Task data>
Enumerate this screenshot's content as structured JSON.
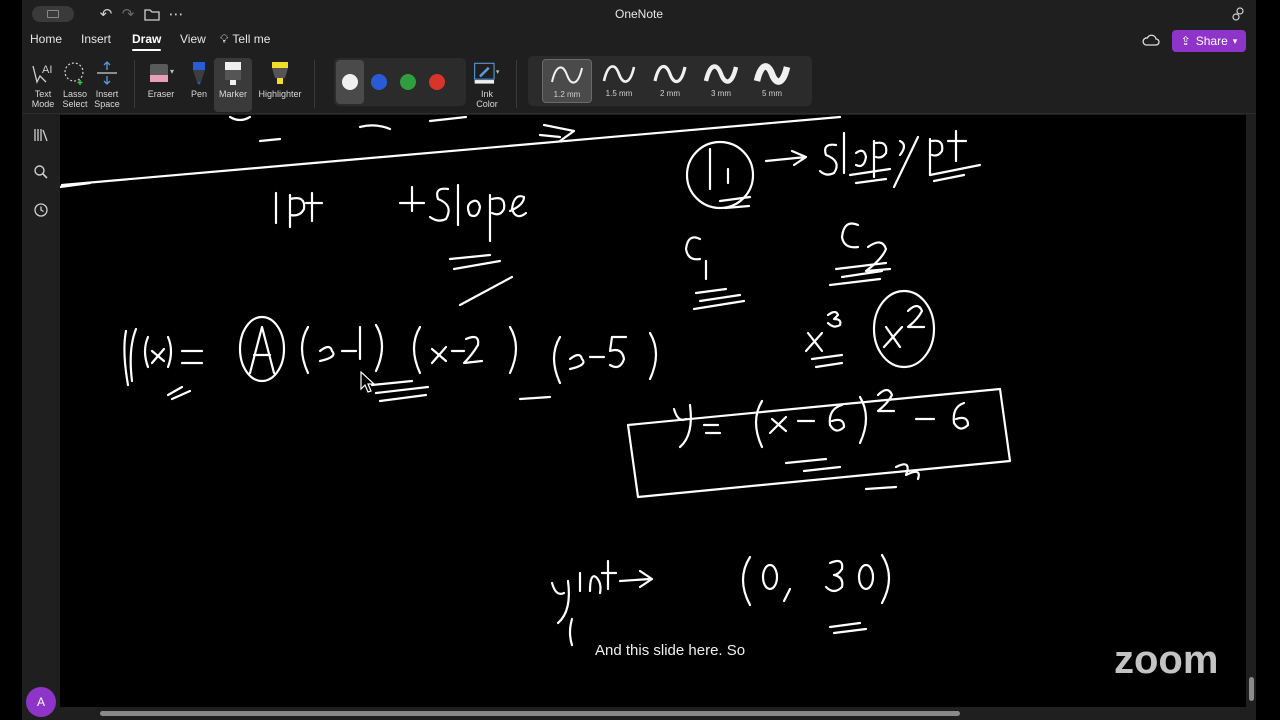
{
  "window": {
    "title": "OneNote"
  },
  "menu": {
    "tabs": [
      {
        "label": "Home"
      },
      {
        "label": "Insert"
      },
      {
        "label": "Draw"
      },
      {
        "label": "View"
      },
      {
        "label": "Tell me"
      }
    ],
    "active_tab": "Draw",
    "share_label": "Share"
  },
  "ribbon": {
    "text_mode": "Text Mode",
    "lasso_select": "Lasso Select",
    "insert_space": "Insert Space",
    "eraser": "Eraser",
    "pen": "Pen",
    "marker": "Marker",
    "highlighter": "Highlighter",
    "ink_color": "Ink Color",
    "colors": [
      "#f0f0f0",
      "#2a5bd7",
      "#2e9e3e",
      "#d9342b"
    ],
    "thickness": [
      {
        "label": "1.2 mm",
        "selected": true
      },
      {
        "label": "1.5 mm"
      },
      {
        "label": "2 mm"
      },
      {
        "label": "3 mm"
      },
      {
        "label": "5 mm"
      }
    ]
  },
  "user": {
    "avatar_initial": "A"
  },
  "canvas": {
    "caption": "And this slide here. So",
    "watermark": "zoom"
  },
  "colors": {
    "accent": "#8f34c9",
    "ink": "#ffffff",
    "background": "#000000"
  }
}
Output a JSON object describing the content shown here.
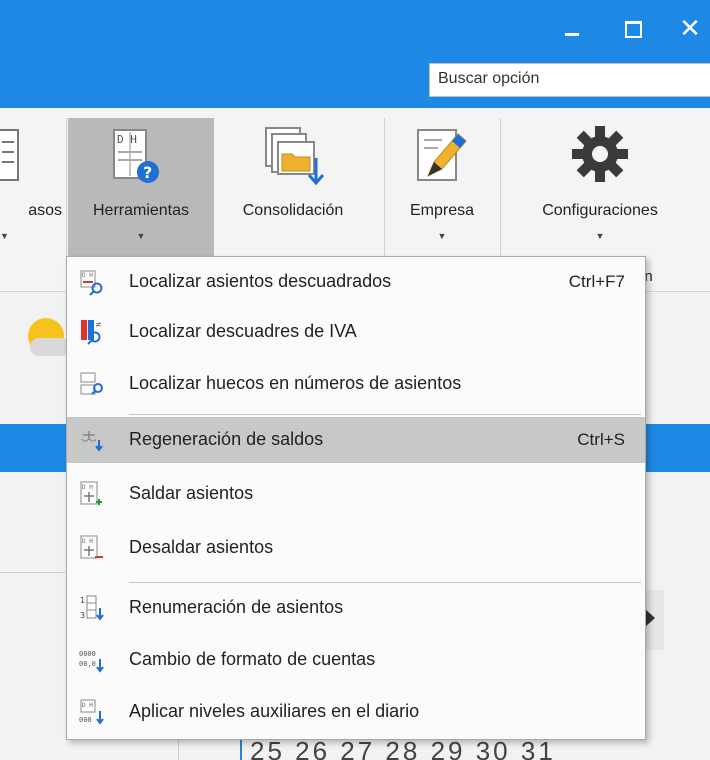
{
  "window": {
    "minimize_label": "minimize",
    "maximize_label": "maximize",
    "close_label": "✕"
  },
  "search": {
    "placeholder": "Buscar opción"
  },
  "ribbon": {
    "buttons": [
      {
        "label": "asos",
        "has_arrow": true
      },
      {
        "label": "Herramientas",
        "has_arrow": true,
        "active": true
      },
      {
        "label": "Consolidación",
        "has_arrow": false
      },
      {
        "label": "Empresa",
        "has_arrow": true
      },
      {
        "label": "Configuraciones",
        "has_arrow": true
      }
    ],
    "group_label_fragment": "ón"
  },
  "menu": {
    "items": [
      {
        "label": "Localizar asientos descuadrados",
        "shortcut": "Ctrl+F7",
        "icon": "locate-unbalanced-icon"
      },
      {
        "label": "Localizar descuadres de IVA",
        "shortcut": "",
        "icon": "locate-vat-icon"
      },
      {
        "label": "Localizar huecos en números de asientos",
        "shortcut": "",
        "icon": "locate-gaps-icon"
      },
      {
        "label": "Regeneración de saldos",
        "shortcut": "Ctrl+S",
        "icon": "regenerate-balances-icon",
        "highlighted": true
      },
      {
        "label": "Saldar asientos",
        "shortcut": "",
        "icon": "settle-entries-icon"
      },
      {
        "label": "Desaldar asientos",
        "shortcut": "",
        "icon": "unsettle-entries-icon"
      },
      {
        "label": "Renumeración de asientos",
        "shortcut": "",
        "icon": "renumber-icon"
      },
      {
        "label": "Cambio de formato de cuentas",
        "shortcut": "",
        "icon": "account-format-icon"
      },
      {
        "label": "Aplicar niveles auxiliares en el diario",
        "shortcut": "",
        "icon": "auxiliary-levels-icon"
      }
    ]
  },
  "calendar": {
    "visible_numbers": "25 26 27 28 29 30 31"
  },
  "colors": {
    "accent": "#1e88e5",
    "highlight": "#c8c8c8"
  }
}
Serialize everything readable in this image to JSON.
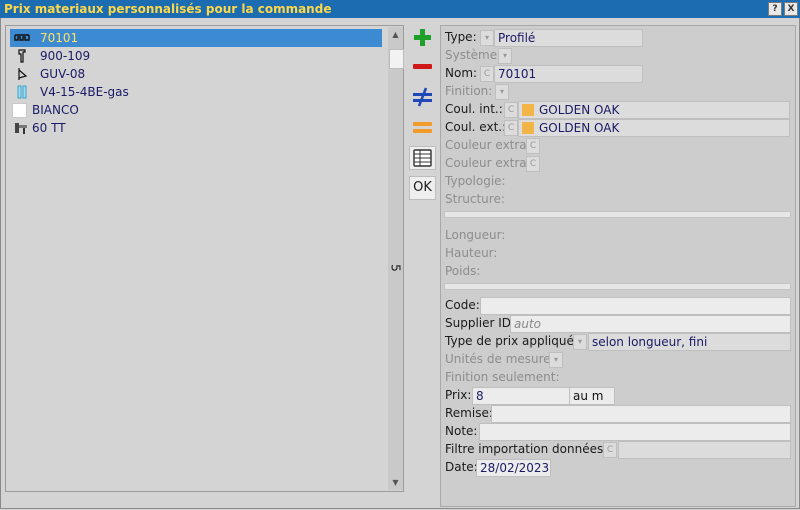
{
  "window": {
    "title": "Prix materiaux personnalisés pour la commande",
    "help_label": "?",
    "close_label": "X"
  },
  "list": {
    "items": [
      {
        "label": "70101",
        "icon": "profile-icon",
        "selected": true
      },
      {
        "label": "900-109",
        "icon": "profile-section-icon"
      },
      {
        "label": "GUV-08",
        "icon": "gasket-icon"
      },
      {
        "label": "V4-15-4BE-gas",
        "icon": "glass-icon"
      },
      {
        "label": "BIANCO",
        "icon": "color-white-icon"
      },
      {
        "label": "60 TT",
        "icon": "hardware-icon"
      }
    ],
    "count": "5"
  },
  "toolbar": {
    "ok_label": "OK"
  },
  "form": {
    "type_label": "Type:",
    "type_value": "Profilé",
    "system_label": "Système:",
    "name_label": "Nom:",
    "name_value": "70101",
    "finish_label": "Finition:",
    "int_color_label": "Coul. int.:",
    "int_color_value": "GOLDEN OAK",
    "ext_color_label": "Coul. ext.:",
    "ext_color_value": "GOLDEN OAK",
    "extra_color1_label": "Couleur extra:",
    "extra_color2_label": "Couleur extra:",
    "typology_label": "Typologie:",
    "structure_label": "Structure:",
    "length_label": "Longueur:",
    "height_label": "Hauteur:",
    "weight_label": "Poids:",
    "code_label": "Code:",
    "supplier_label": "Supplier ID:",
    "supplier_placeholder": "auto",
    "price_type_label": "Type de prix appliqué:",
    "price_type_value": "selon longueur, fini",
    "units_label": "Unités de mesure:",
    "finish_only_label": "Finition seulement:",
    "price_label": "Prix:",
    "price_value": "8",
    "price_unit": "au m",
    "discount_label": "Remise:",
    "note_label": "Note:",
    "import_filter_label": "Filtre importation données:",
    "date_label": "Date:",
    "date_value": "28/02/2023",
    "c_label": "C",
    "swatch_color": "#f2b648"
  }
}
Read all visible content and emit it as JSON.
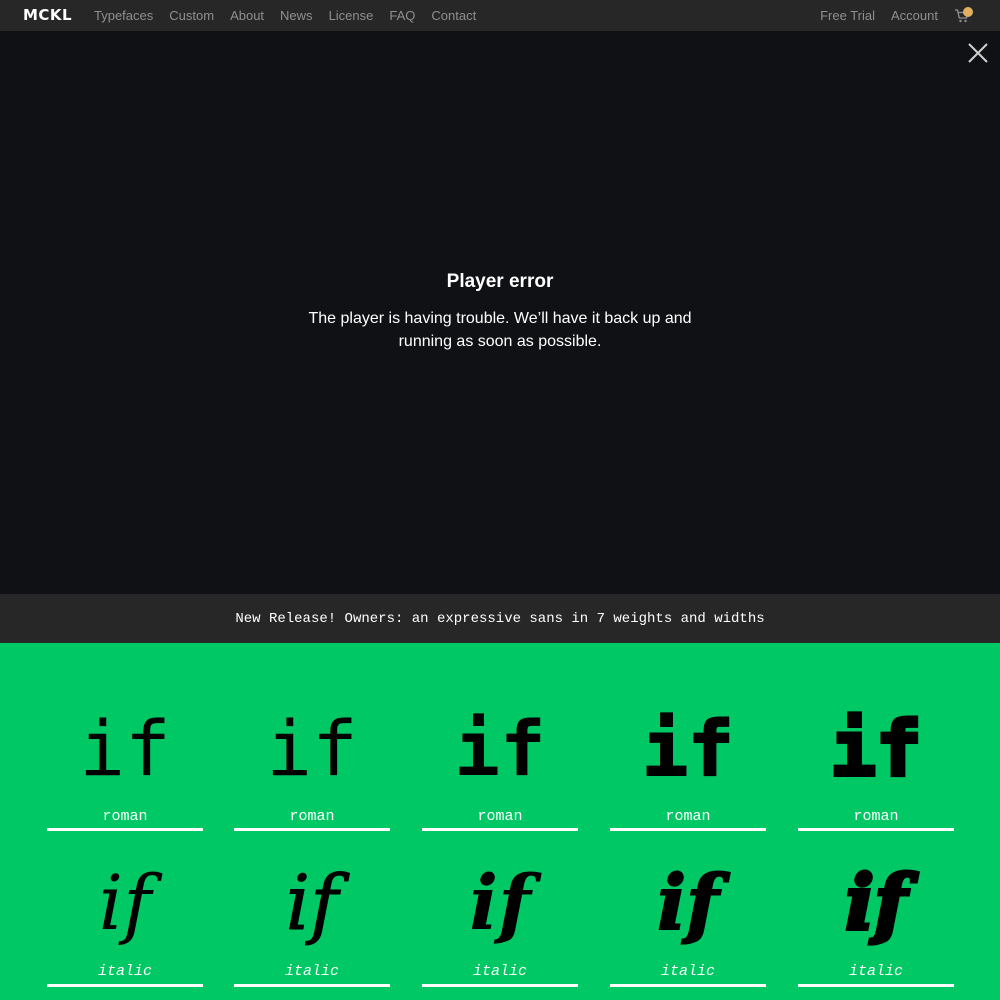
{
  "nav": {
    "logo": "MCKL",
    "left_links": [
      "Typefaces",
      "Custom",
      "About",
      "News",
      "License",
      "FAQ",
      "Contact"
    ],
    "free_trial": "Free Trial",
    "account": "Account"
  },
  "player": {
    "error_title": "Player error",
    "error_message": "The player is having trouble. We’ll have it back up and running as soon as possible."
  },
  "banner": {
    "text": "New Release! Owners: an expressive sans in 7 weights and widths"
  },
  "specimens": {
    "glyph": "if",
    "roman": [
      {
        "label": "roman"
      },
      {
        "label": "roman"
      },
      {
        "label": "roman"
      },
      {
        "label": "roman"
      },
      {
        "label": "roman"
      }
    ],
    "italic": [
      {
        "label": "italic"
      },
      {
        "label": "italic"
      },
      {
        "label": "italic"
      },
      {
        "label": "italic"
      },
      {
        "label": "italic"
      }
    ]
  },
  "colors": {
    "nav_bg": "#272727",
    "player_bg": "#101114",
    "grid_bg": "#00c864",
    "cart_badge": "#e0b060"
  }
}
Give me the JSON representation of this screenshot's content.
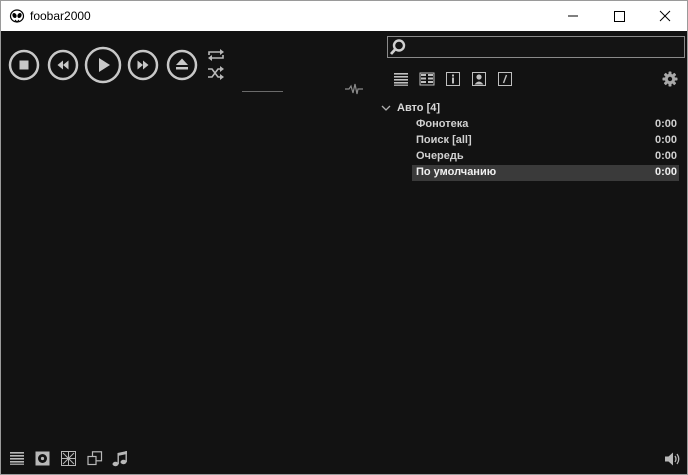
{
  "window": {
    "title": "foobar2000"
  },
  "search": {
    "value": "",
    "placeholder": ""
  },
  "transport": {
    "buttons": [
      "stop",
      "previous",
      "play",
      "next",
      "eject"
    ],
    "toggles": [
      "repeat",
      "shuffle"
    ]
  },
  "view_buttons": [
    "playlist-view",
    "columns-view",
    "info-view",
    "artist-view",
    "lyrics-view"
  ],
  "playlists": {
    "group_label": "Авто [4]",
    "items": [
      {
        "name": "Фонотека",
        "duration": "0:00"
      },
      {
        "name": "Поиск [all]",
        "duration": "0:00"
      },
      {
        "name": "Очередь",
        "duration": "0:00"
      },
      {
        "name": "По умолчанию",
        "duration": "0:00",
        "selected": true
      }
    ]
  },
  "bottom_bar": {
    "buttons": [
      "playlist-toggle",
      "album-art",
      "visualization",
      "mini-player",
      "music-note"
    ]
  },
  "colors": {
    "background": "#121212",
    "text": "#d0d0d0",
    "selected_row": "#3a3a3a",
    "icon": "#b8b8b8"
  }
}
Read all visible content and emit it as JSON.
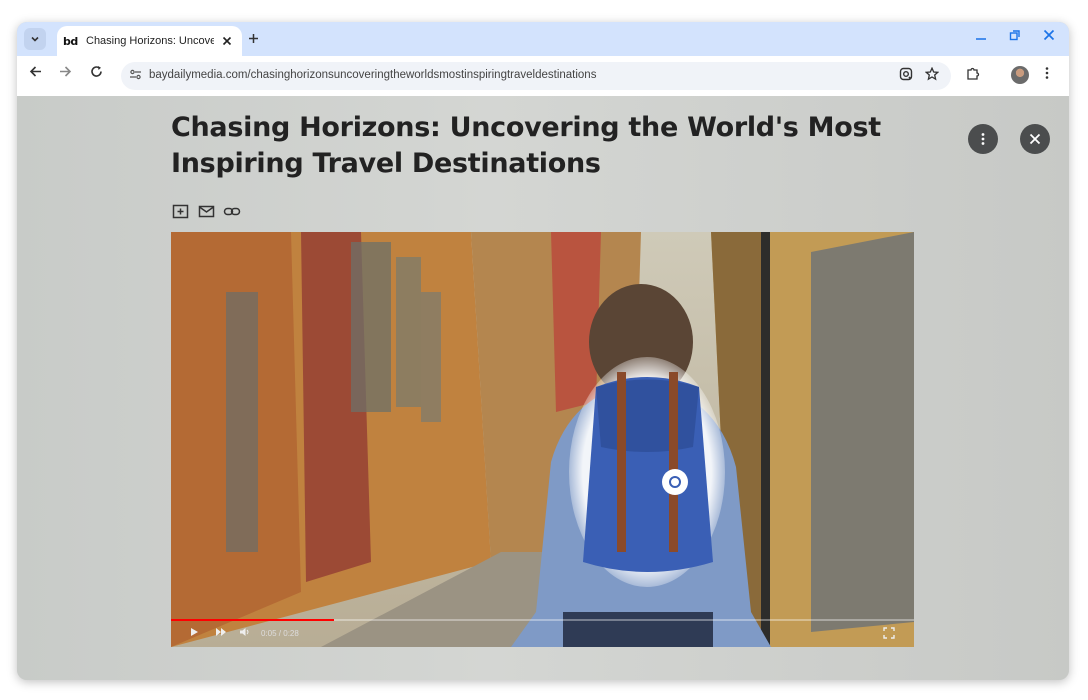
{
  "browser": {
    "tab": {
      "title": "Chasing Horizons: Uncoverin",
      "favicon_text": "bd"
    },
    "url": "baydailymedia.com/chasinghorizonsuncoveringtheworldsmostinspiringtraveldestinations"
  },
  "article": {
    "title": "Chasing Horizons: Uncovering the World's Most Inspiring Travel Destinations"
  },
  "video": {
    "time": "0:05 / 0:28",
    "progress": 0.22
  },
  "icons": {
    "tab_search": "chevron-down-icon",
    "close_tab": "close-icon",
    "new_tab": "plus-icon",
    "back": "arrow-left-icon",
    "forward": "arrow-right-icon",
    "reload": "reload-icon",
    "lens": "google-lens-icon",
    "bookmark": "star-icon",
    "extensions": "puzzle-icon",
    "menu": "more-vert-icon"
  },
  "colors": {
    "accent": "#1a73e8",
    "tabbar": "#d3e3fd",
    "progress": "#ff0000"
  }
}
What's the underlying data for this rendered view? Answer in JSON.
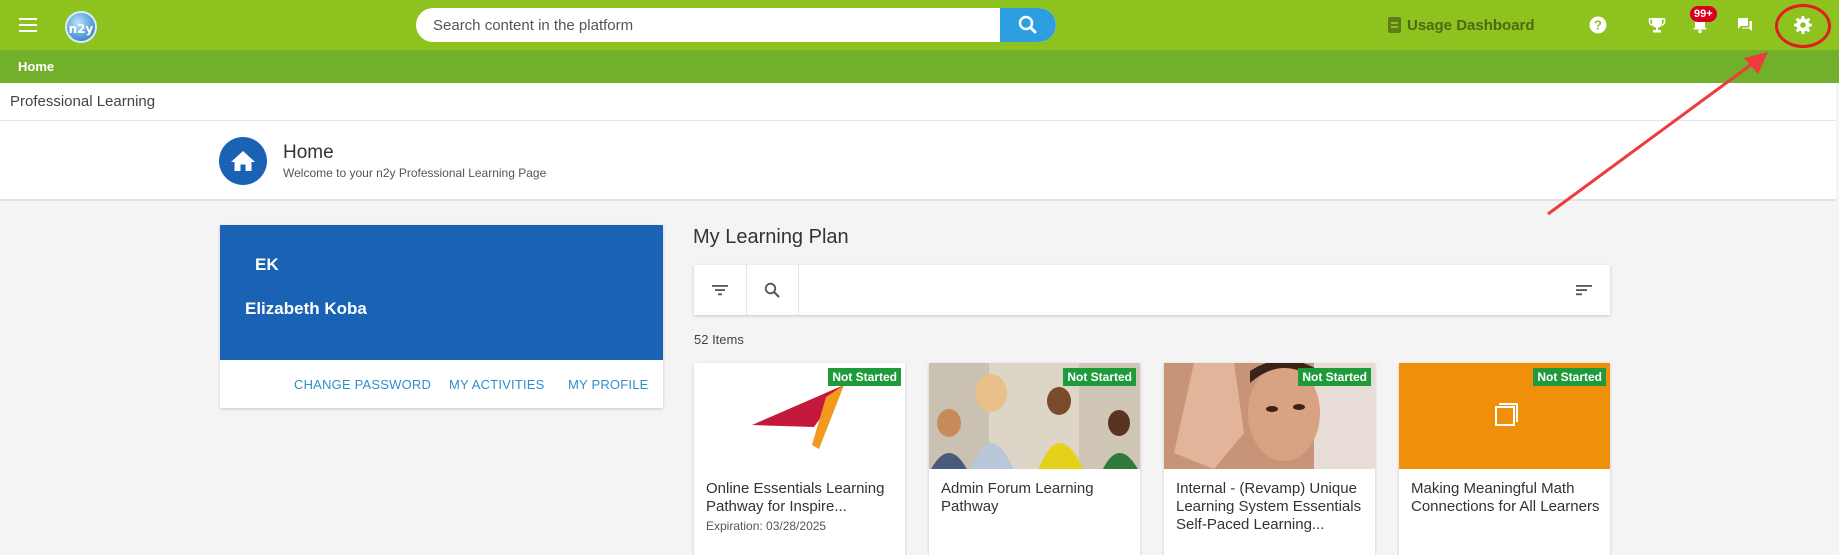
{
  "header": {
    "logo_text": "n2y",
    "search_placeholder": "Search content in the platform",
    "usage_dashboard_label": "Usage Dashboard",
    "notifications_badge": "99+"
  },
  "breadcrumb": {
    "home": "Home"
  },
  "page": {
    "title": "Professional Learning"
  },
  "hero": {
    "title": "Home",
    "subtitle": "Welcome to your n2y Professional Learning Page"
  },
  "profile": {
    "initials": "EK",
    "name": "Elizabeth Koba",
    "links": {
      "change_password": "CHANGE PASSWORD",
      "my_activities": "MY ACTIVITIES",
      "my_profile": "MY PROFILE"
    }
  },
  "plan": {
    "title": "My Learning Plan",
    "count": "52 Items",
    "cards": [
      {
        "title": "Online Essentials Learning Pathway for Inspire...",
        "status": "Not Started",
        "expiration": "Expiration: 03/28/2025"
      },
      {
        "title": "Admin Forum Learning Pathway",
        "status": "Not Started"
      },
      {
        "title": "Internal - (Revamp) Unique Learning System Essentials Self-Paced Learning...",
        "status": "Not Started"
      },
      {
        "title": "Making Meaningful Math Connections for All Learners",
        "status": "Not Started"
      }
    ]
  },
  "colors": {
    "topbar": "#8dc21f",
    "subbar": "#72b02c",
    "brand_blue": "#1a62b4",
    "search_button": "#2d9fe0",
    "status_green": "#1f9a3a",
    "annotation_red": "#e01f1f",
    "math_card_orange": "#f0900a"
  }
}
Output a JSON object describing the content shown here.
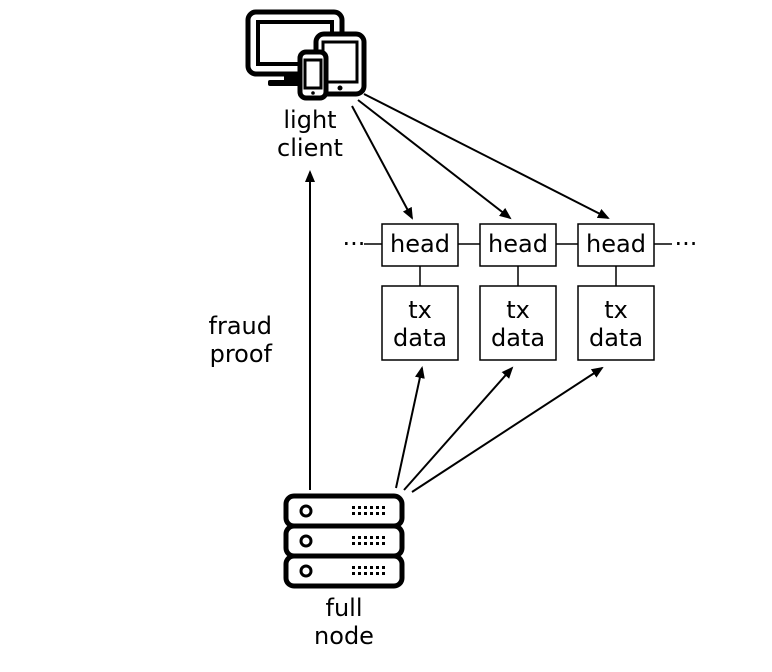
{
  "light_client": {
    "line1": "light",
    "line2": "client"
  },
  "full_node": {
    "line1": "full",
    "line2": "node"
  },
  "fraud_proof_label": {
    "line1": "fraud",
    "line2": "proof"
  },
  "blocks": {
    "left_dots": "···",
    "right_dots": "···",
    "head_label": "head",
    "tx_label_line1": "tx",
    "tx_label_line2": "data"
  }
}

Short exercise>
Read the entries and select each line where the word "Couleur" is found.

Result>
    "extra_color1_label": "Couleur extra:",
    "extra_color2_label": "Couleur extra:",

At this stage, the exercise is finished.